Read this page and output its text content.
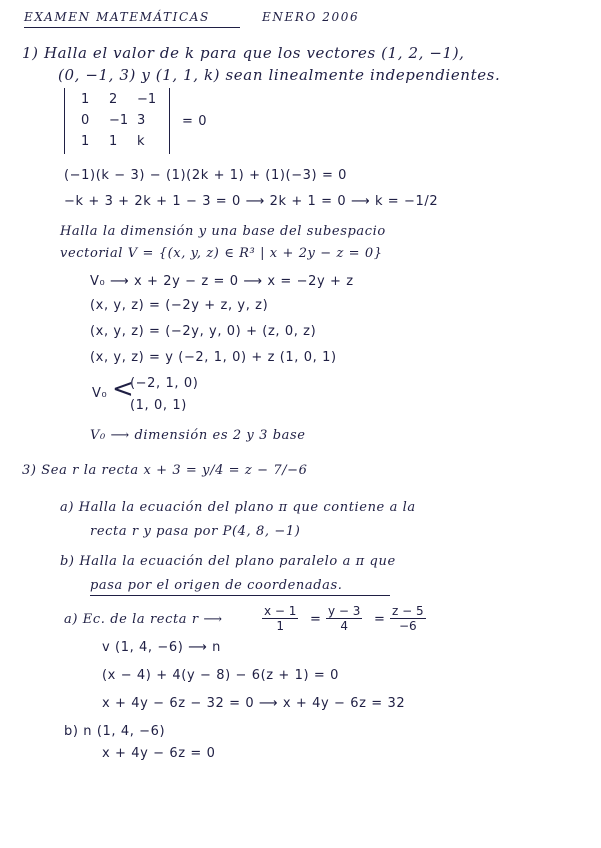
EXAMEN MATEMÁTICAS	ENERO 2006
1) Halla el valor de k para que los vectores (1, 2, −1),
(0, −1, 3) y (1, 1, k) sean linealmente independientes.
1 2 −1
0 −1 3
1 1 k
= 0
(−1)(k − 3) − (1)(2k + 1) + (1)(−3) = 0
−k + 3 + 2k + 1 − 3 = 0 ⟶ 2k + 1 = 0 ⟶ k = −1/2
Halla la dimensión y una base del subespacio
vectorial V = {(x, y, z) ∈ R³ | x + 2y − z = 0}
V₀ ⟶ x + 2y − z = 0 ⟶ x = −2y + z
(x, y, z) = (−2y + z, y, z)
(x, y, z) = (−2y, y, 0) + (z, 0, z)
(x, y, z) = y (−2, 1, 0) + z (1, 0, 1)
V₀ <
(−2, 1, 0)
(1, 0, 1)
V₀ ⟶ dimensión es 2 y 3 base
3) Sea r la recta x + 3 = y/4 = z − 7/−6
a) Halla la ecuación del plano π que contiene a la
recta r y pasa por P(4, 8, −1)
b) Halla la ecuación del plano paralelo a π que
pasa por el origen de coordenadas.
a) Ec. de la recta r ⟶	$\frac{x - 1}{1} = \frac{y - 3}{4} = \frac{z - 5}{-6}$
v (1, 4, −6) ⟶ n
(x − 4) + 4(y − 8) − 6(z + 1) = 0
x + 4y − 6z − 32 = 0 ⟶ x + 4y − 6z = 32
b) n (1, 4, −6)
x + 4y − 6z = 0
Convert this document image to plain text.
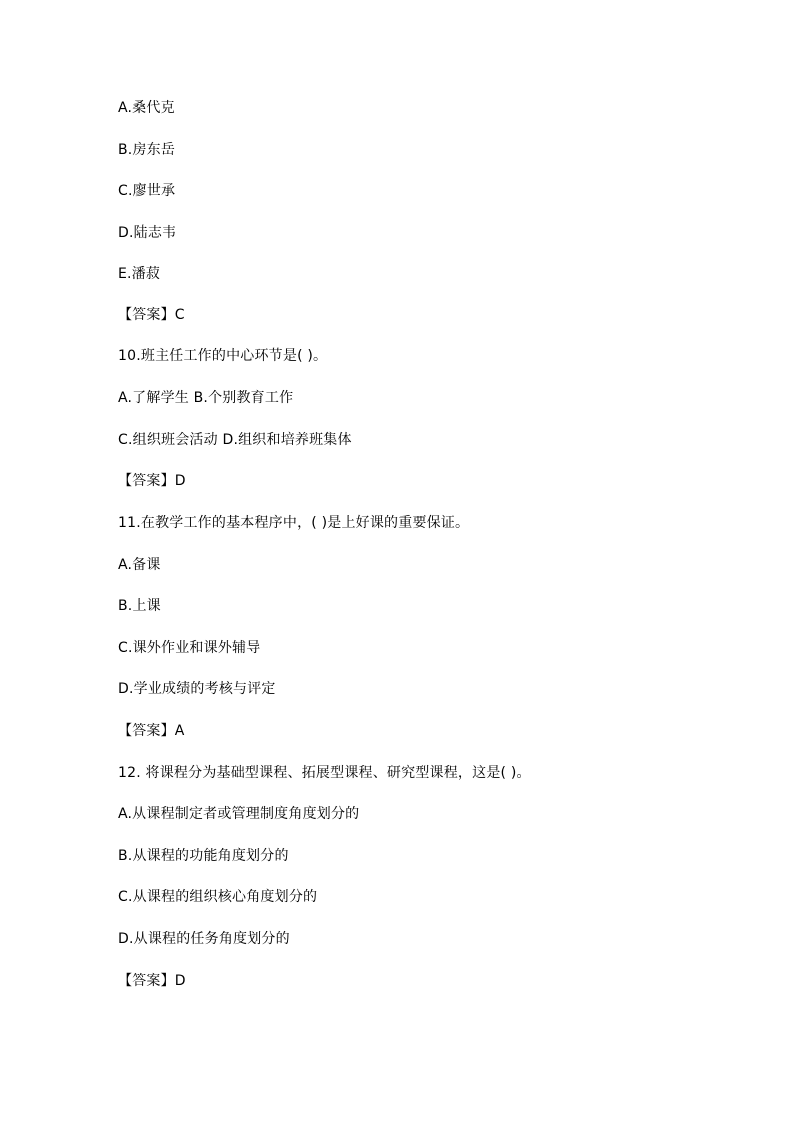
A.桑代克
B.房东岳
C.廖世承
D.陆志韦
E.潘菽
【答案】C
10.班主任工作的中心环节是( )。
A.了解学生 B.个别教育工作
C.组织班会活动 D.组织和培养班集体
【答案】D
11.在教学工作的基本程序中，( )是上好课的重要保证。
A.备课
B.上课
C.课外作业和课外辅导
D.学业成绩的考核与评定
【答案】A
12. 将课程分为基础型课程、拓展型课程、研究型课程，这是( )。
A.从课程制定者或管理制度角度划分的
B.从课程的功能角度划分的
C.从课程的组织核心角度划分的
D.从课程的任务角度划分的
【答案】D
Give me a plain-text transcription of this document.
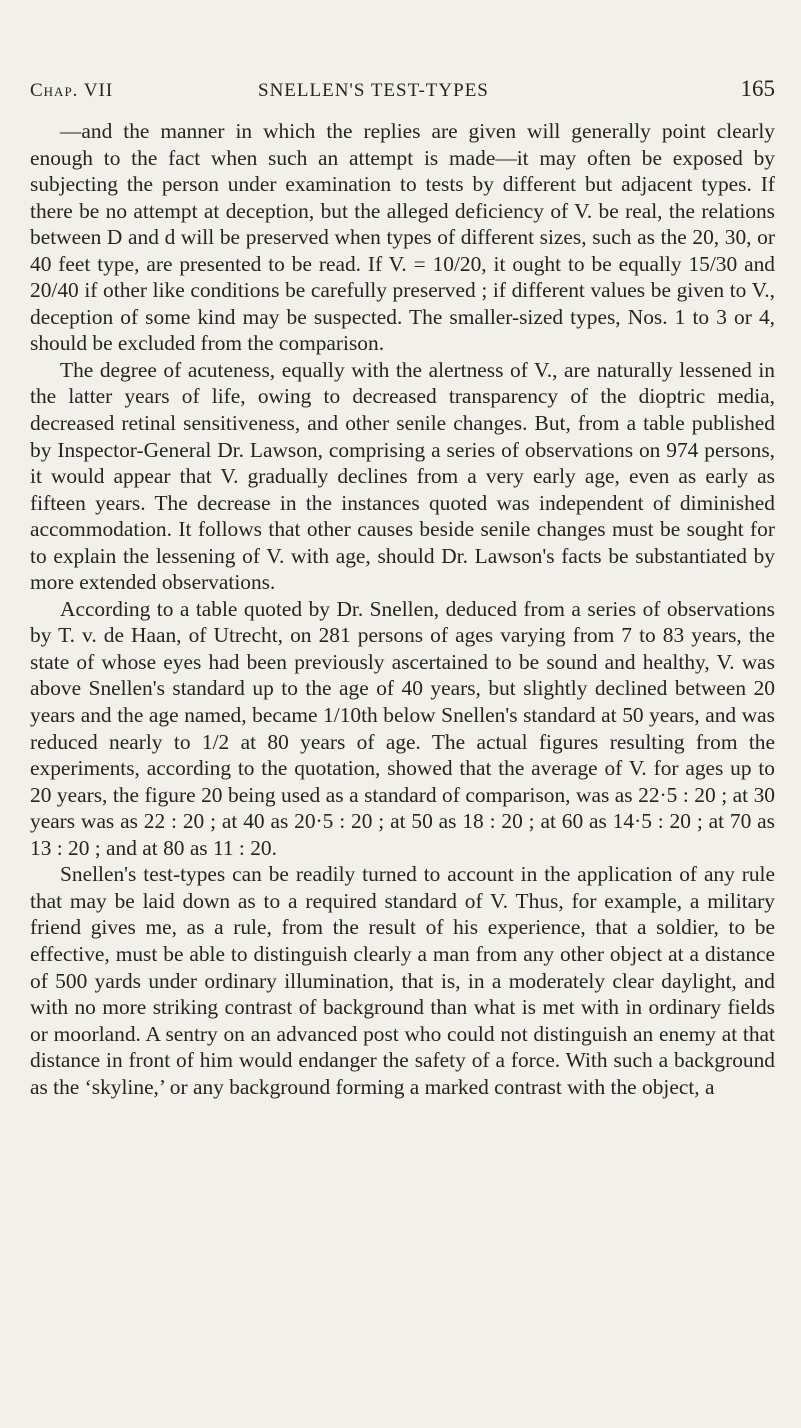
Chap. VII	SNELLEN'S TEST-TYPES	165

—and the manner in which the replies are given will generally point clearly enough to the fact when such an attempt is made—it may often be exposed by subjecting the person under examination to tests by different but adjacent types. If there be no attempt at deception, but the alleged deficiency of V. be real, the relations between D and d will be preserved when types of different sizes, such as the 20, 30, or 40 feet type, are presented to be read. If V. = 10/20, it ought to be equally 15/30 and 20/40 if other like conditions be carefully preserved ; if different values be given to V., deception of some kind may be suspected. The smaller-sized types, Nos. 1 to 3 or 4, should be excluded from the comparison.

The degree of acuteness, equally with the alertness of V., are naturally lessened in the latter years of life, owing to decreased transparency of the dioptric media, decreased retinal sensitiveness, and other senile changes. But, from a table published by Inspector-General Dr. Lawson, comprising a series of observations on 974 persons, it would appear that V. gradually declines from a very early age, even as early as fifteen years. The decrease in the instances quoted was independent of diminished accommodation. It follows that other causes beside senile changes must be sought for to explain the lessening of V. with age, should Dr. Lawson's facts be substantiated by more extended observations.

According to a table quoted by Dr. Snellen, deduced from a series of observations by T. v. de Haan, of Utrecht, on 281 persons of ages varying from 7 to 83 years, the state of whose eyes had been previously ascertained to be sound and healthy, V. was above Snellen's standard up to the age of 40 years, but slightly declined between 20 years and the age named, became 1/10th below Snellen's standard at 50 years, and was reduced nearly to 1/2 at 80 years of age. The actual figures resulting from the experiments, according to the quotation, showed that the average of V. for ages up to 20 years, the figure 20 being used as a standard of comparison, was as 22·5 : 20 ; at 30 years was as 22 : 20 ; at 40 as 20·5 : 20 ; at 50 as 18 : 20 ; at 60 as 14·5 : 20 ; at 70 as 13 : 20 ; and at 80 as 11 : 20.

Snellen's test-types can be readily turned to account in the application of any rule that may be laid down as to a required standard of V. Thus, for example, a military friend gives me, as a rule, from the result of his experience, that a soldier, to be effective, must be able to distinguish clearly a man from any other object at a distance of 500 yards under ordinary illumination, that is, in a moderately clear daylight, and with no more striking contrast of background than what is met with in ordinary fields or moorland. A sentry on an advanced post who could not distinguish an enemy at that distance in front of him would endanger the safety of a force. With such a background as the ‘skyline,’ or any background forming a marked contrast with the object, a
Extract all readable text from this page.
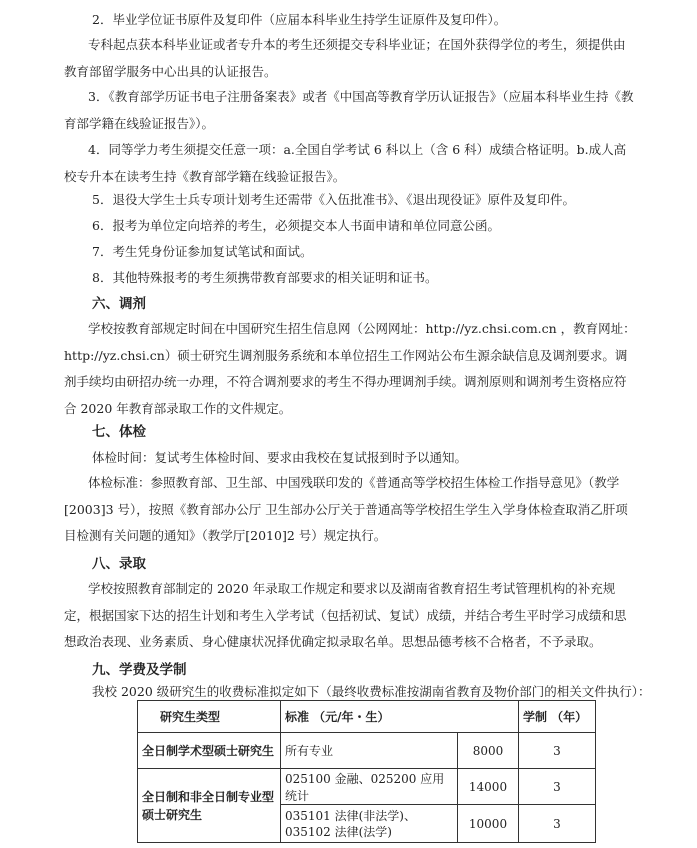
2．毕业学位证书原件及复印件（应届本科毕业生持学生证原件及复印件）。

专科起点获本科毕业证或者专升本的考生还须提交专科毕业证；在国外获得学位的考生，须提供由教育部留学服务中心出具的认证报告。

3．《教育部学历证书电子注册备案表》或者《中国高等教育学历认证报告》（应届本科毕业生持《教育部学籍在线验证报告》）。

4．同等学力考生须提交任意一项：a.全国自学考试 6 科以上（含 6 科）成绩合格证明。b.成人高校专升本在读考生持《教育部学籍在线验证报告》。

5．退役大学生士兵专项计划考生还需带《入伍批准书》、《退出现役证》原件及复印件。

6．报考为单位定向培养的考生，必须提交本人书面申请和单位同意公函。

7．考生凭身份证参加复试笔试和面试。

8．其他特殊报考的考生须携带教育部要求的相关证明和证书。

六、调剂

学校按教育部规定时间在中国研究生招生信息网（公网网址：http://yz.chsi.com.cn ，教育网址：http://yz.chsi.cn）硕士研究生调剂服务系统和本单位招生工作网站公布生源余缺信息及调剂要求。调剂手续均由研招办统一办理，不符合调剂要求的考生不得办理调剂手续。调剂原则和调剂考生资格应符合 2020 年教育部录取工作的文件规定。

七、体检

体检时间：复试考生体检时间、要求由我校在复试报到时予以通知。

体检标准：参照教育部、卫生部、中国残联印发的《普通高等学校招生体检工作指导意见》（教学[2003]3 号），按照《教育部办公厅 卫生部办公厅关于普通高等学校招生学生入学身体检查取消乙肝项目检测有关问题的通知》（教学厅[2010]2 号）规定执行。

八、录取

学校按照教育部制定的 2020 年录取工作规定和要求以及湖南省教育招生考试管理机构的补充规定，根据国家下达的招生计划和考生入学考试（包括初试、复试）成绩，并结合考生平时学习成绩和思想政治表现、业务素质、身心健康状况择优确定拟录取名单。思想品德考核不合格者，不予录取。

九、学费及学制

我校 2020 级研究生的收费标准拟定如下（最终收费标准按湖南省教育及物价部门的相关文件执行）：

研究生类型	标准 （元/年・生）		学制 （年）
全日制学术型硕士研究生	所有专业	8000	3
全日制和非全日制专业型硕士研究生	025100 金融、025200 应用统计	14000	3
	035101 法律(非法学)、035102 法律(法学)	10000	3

----

◆ Instructions to follow: Give all the lines above again, character for character, without pictures.

◆ The answer:
Read this page and output its text content.
EXAMEN MATEMÁTICAS	ENERO 2006
1) Halla el valor de k para que los vectores (1, 2, −1),
(0, −1, 3) y (1, 1, k) sean linealmente independientes.
1 2 −1
0 −1 3
1 1 k
= 0
(−1)(k − 3) − (1)(2k + 1) + (1)(−3) = 0
−k + 3 + 2k + 1 − 3 = 0 ⟶ 2k + 1 = 0 ⟶ k = −1/2
Halla la dimensión y una base del subespacio
vectorial V = {(x, y, z) ∈ R³ | x + 2y − z = 0}
V₀ ⟶ x + 2y − z = 0 ⟶ x = −2y + z
(x, y, z) = (−2y + z, y, z)
(x, y, z) = (−2y, y, 0) + (z, 0, z)
(x, y, z) = y (−2, 1, 0) + z (1, 0, 1)
V₀ <
(−2, 1, 0)
(1, 0, 1)
V₀ ⟶ dimensión es 2 y 3 base
3) Sea r la recta x + 3 = y/4 = z − 7/−6
a) Halla la ecuación del plano π que contiene a la
recta r y pasa por P(4, 8, −1)
b) Halla la ecuación del plano paralelo a π que
pasa por el origen de coordenadas.
a) Ec. de la recta r ⟶	$\frac{x - 1}{1} = \frac{y - 3}{4} = \frac{z - 5}{-6}$
v (1, 4, −6) ⟶ n
(x − 4) + 4(y − 8) − 6(z + 1) = 0
x + 4y − 6z − 32 = 0 ⟶ x + 4y − 6z = 32
b) n (1, 4, −6)
x + 4y − 6z = 0
Convert this document image to plain text.
A.桑代克
B.房东岳
C.廖世承
D.陆志韦
E.潘菽
【答案】C
10.班主任工作的中心环节是( )。
A.了解学生 B.个别教育工作
C.组织班会活动 D.组织和培养班集体
【答案】D
11.在教学工作的基本程序中，( )是上好课的重要保证。
A.备课
B.上课
C.课外作业和课外辅导
D.学业成绩的考核与评定
【答案】A
12. 将课程分为基础型课程、拓展型课程、研究型课程，这是( )。
A.从课程制定者或管理制度角度划分的
B.从课程的功能角度划分的
C.从课程的组织核心角度划分的
D.从课程的任务角度划分的
【答案】D
Give me a plain-text transcription of this document.
Chap. VII	SNELLEN'S TEST-TYPES	165

—and the manner in which the replies are given will generally point clearly enough to the fact when such an attempt is made—it may often be exposed by subjecting the person under examination to tests by different but adjacent types. If there be no attempt at deception, but the alleged deficiency of V. be real, the relations between D and d will be preserved when types of different sizes, such as the 20, 30, or 40 feet type, are presented to be read. If V. = 10/20, it ought to be equally 15/30 and 20/40 if other like conditions be carefully preserved ; if different values be given to V., deception of some kind may be suspected. The smaller-sized types, Nos. 1 to 3 or 4, should be excluded from the comparison.

The degree of acuteness, equally with the alertness of V., are naturally lessened in the latter years of life, owing to decreased transparency of the dioptric media, decreased retinal sensitiveness, and other senile changes. But, from a table published by Inspector-General Dr. Lawson, comprising a series of observations on 974 persons, it would appear that V. gradually declines from a very early age, even as early as fifteen years. The decrease in the instances quoted was independent of diminished accommodation. It follows that other causes beside senile changes must be sought for to explain the lessening of V. with age, should Dr. Lawson's facts be substantiated by more extended observations.

According to a table quoted by Dr. Snellen, deduced from a series of observations by T. v. de Haan, of Utrecht, on 281 persons of ages varying from 7 to 83 years, the state of whose eyes had been previously ascertained to be sound and healthy, V. was above Snellen's standard up to the age of 40 years, but slightly declined between 20 years and the age named, became 1/10th below Snellen's standard at 50 years, and was reduced nearly to 1/2 at 80 years of age. The actual figures resulting from the experiments, according to the quotation, showed that the average of V. for ages up to 20 years, the figure 20 being used as a standard of comparison, was as 22·5 : 20 ; at 30 years was as 22 : 20 ; at 40 as 20·5 : 20 ; at 50 as 18 : 20 ; at 60 as 14·5 : 20 ; at 70 as 13 : 20 ; and at 80 as 11 : 20.

Snellen's test-types can be readily turned to account in the application of any rule that may be laid down as to a required standard of V. Thus, for example, a military friend gives me, as a rule, from the result of his experience, that a soldier, to be effective, must be able to distinguish clearly a man from any other object at a distance of 500 yards under ordinary illumination, that is, in a moderately clear daylight, and with no more striking contrast of background than what is met with in ordinary fields or moorland. A sentry on an advanced post who could not distinguish an enemy at that distance in front of him would endanger the safety of a force. With such a background as the ‘skyline,’ or any background forming a marked contrast with the object, a
Extract all readable text from this page.
2．毕业学位证书原件及复印件（应届本科毕业生持学生证原件及复印件）。

专科起点获本科毕业证或者专升本的考生还须提交专科毕业证；在国外获得学位的考生，须提供由教育部留学服务中心出具的认证报告。

3．《教育部学历证书电子注册备案表》或者《中国高等教育学历认证报告》（应届本科毕业生持《教育部学籍在线验证报告》）。

4．同等学力考生须提交任意一项：a.全国自学考试 6 科以上（含 6 科）成绩合格证明。b.成人高校专升本在读考生持《教育部学籍在线验证报告》。

5．退役大学生士兵专项计划考生还需带《入伍批准书》、《退出现役证》原件及复印件。

6．报考为单位定向培养的考生，必须提交本人书面申请和单位同意公函。

7．考生凭身份证参加复试笔试和面试。

8．其他特殊报考的考生须携带教育部要求的相关证明和证书。

六、调剂

学校按教育部规定时间在中国研究生招生信息网（公网网址：http://yz.chsi.com.cn ，教育网址：http://yz.chsi.cn）硕士研究生调剂服务系统和本单位招生工作网站公布生源余缺信息及调剂要求。调剂手续均由研招办统一办理，不符合调剂要求的考生不得办理调剂手续。调剂原则和调剂考生资格应符合 2020 年教育部录取工作的文件规定。

七、体检

体检时间：复试考生体检时间、要求由我校在复试报到时予以通知。

体检标准：参照教育部、卫生部、中国残联印发的《普通高等学校招生体检工作指导意见》（教学[2003]3 号），按照《教育部办公厅 卫生部办公厅关于普通高等学校招生学生入学身体检查取消乙肝项目检测有关问题的通知》（教学厅[2010]2 号）规定执行。

八、录取

学校按照教育部制定的 2020 年录取工作规定和要求以及湖南省教育招生考试管理机构的补充规定，根据国家下达的招生计划和考生入学考试（包括初试、复试）成绩，并结合考生平时学习成绩和思想政治表现、业务素质、身心健康状况择优确定拟录取名单。思想品德考核不合格者，不予录取。

九、学费及学制

我校 2020 级研究生的收费标准拟定如下（最终收费标准按湖南省教育及物价部门的相关文件执行）：

研究生类型	标准 （元/年・生）		学制 （年）
全日制学术型硕士研究生	所有专业	8000	3
全日制和非全日制专业型硕士研究生	025100 金融、025200 应用统计	14000	3
	035101 法律(非法学)、035102 法律(法学)	10000	3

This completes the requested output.